Output every entry exactly as written, but omit the pictures.

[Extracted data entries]

________

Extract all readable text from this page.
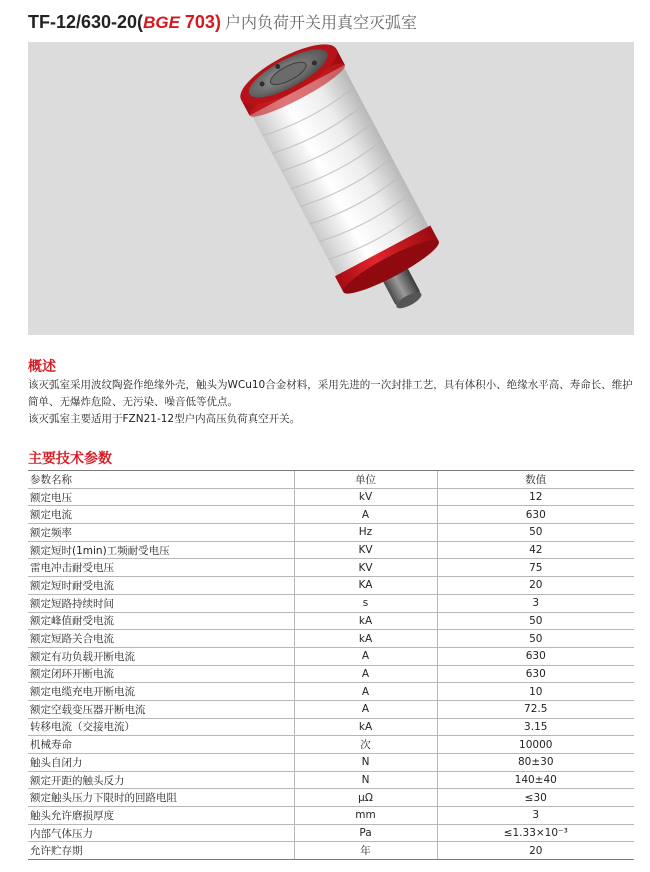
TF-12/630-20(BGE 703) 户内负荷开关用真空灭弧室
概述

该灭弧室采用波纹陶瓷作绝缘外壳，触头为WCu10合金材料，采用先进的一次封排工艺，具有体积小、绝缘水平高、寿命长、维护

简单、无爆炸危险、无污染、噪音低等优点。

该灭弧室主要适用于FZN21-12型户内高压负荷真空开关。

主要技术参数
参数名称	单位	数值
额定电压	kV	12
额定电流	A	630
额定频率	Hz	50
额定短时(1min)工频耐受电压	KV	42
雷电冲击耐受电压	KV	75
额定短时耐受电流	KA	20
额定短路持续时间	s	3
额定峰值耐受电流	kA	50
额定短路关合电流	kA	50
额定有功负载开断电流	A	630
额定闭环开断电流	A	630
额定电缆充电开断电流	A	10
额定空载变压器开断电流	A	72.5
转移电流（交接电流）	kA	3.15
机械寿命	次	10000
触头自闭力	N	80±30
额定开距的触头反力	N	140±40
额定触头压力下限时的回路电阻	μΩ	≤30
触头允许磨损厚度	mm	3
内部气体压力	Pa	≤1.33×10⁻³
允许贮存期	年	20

________

RESULT OF THE EXERCISE:
Extract all readable text from this page.
TF-12/630-20(BGE 703) 户内负荷开关用真空灭弧室
概述

该灭弧室采用波纹陶瓷作绝缘外壳，触头为WCu10合金材料，采用先进的一次封排工艺，具有体积小、绝缘水平高、寿命长、维护

简单、无爆炸危险、无污染、噪音低等优点。

该灭弧室主要适用于FZN21-12型户内高压负荷真空开关。

主要技术参数
参数名称	单位	数值
额定电压	kV	12
额定电流	A	630
额定频率	Hz	50
额定短时(1min)工频耐受电压	KV	42
雷电冲击耐受电压	KV	75
额定短时耐受电流	KA	20
额定短路持续时间	s	3
额定峰值耐受电流	kA	50
额定短路关合电流	kA	50
额定有功负载开断电流	A	630
额定闭环开断电流	A	630
额定电缆充电开断电流	A	10
额定空载变压器开断电流	A	72.5
转移电流（交接电流）	kA	3.15
机械寿命	次	10000
触头自闭力	N	80±30
额定开距的触头反力	N	140±40
额定触头压力下限时的回路电阻	μΩ	≤30
触头允许磨损厚度	mm	3
内部气体压力	Pa	≤1.33×10⁻³
允许贮存期	年	20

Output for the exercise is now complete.